- [The request]: Return all entries precisely as they stand, without the images.

- [Dataset excerpts]:

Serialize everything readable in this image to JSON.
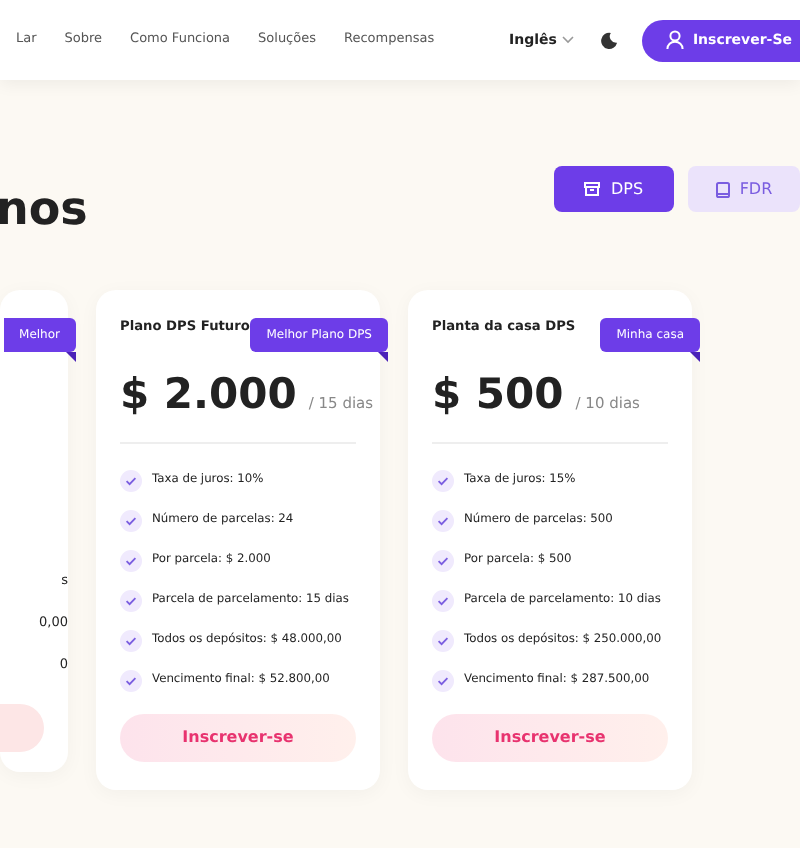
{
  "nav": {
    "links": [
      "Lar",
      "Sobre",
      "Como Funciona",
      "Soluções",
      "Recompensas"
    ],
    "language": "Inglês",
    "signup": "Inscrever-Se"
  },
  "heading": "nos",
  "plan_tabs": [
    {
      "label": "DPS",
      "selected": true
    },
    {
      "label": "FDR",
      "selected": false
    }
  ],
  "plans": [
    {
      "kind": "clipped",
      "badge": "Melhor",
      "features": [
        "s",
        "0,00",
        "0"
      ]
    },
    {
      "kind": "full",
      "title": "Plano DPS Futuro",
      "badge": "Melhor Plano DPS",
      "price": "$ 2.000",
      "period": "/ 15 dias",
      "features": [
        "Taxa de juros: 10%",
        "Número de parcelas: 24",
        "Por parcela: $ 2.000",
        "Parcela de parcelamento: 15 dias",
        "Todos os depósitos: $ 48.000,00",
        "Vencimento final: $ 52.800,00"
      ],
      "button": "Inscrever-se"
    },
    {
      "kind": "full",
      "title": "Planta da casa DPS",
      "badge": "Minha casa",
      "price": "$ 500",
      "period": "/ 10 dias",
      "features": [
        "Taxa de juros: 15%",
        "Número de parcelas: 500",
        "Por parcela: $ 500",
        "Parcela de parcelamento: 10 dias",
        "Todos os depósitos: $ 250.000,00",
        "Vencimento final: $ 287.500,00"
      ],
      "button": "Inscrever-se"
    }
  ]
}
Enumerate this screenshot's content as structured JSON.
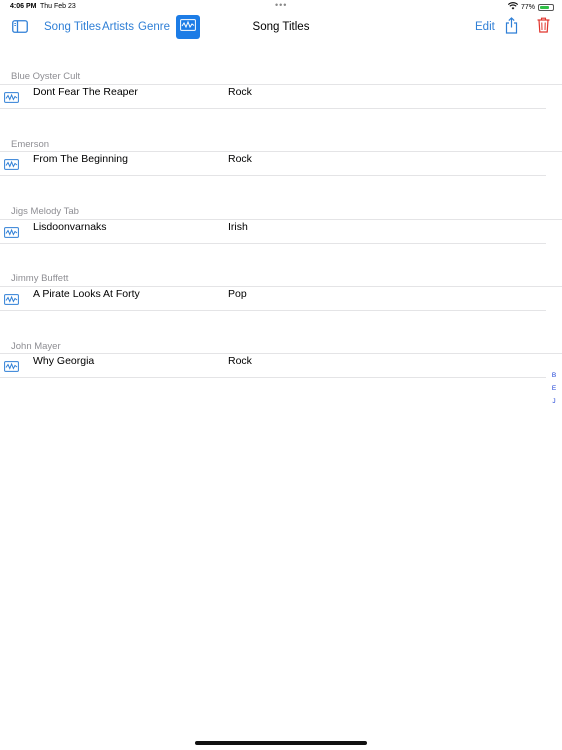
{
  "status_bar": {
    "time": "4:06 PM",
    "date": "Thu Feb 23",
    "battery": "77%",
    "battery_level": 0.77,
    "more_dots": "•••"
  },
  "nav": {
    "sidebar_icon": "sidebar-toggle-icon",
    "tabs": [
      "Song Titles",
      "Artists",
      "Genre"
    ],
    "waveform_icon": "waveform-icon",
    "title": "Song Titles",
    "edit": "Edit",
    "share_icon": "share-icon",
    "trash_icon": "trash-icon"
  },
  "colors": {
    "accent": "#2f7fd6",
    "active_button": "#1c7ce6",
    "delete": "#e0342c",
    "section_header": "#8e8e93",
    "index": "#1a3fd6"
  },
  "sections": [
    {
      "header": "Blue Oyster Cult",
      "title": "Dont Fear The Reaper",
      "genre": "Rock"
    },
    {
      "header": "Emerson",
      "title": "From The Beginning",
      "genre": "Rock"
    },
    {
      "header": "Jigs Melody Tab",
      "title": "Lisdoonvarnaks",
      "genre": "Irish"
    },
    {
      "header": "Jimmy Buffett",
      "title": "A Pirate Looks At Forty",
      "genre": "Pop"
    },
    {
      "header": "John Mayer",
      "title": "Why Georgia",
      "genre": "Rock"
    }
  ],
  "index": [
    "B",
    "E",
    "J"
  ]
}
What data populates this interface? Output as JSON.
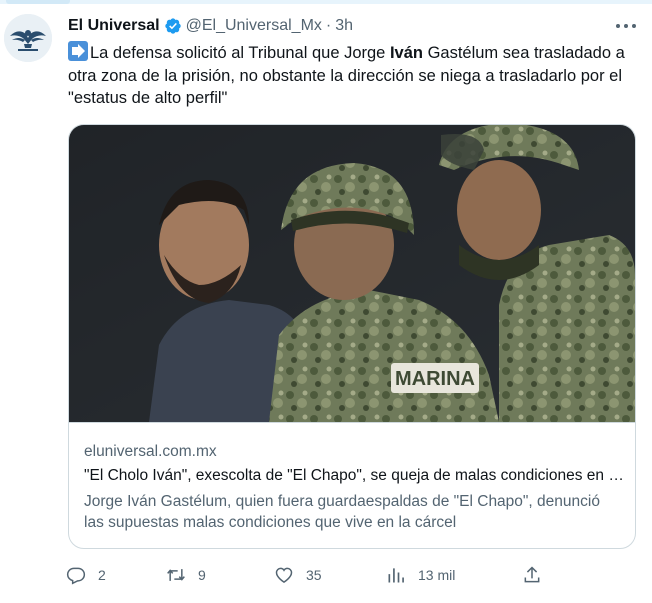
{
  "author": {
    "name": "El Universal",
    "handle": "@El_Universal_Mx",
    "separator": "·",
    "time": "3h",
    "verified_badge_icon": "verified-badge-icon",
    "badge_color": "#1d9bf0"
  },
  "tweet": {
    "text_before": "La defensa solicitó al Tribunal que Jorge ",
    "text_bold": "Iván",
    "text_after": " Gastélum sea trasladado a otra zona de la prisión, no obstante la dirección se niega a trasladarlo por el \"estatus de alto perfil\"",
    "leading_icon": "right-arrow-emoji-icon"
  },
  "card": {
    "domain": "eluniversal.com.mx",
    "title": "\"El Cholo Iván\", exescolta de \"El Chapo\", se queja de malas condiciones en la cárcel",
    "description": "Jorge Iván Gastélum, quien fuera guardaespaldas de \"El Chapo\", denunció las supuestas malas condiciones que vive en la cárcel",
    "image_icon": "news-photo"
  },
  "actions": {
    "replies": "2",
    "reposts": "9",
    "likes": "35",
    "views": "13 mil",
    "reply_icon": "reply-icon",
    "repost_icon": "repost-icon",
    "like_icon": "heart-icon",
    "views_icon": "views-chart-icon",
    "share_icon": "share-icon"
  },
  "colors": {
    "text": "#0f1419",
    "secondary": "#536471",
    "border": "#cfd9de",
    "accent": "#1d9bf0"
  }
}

- [Answer to this problem]:
Serialize everything readable in this image to JSON.
{
  "nav": {
    "links": [
      "Lar",
      "Sobre",
      "Como Funciona",
      "Soluções",
      "Recompensas"
    ],
    "language": "Inglês",
    "signup": "Inscrever-Se"
  },
  "heading": "nos",
  "plan_tabs": [
    {
      "label": "DPS",
      "selected": true
    },
    {
      "label": "FDR",
      "selected": false
    }
  ],
  "plans": [
    {
      "kind": "clipped",
      "badge": "Melhor",
      "features": [
        "s",
        "0,00",
        "0"
      ]
    },
    {
      "kind": "full",
      "title": "Plano DPS Futuro",
      "badge": "Melhor Plano DPS",
      "price": "$ 2.000",
      "period": "/ 15 dias",
      "features": [
        "Taxa de juros: 10%",
        "Número de parcelas: 24",
        "Por parcela: $ 2.000",
        "Parcela de parcelamento: 15 dias",
        "Todos os depósitos: $ 48.000,00",
        "Vencimento final: $ 52.800,00"
      ],
      "button": "Inscrever-se"
    },
    {
      "kind": "full",
      "title": "Planta da casa DPS",
      "badge": "Minha casa",
      "price": "$ 500",
      "period": "/ 10 dias",
      "features": [
        "Taxa de juros: 15%",
        "Número de parcelas: 500",
        "Por parcela: $ 500",
        "Parcela de parcelamento: 10 dias",
        "Todos os depósitos: $ 250.000,00",
        "Vencimento final: $ 287.500,00"
      ],
      "button": "Inscrever-se"
    }
  ]
}
Enumerate this screenshot's content as structured JSON.
{
  "status_bar": {
    "time": "4:06 PM",
    "date": "Thu Feb 23",
    "battery": "77%",
    "battery_level": 0.77,
    "more_dots": "•••"
  },
  "nav": {
    "sidebar_icon": "sidebar-toggle-icon",
    "tabs": [
      "Song Titles",
      "Artists",
      "Genre"
    ],
    "waveform_icon": "waveform-icon",
    "title": "Song Titles",
    "edit": "Edit",
    "share_icon": "share-icon",
    "trash_icon": "trash-icon"
  },
  "colors": {
    "accent": "#2f7fd6",
    "active_button": "#1c7ce6",
    "delete": "#e0342c",
    "section_header": "#8e8e93",
    "index": "#1a3fd6"
  },
  "sections": [
    {
      "header": "Blue Oyster Cult",
      "title": "Dont Fear The Reaper",
      "genre": "Rock"
    },
    {
      "header": "Emerson",
      "title": "From The Beginning",
      "genre": "Rock"
    },
    {
      "header": "Jigs Melody Tab",
      "title": "Lisdoonvarnaks",
      "genre": "Irish"
    },
    {
      "header": "Jimmy Buffett",
      "title": "A Pirate Looks At Forty",
      "genre": "Pop"
    },
    {
      "header": "John Mayer",
      "title": "Why Georgia",
      "genre": "Rock"
    }
  ],
  "index": [
    "B",
    "E",
    "J"
  ]
}
What data populates this interface? Output as JSON.
{
  "author": {
    "name": "El Universal",
    "handle": "@El_Universal_Mx",
    "separator": "·",
    "time": "3h",
    "verified_badge_icon": "verified-badge-icon",
    "badge_color": "#1d9bf0"
  },
  "tweet": {
    "text_before": "La defensa solicitó al Tribunal que Jorge ",
    "text_bold": "Iván",
    "text_after": " Gastélum sea trasladado a otra zona de la prisión, no obstante la dirección se niega a trasladarlo por el \"estatus de alto perfil\"",
    "leading_icon": "right-arrow-emoji-icon"
  },
  "card": {
    "domain": "eluniversal.com.mx",
    "title": "\"El Cholo Iván\", exescolta de \"El Chapo\", se queja de malas condiciones en la cárcel",
    "description": "Jorge Iván Gastélum, quien fuera guardaespaldas de \"El Chapo\", denunció las supuestas malas condiciones que vive en la cárcel",
    "image_icon": "news-photo"
  },
  "actions": {
    "replies": "2",
    "reposts": "9",
    "likes": "35",
    "views": "13 mil",
    "reply_icon": "reply-icon",
    "repost_icon": "repost-icon",
    "like_icon": "heart-icon",
    "views_icon": "views-chart-icon",
    "share_icon": "share-icon"
  },
  "colors": {
    "text": "#0f1419",
    "secondary": "#536471",
    "border": "#cfd9de",
    "accent": "#1d9bf0"
  }
}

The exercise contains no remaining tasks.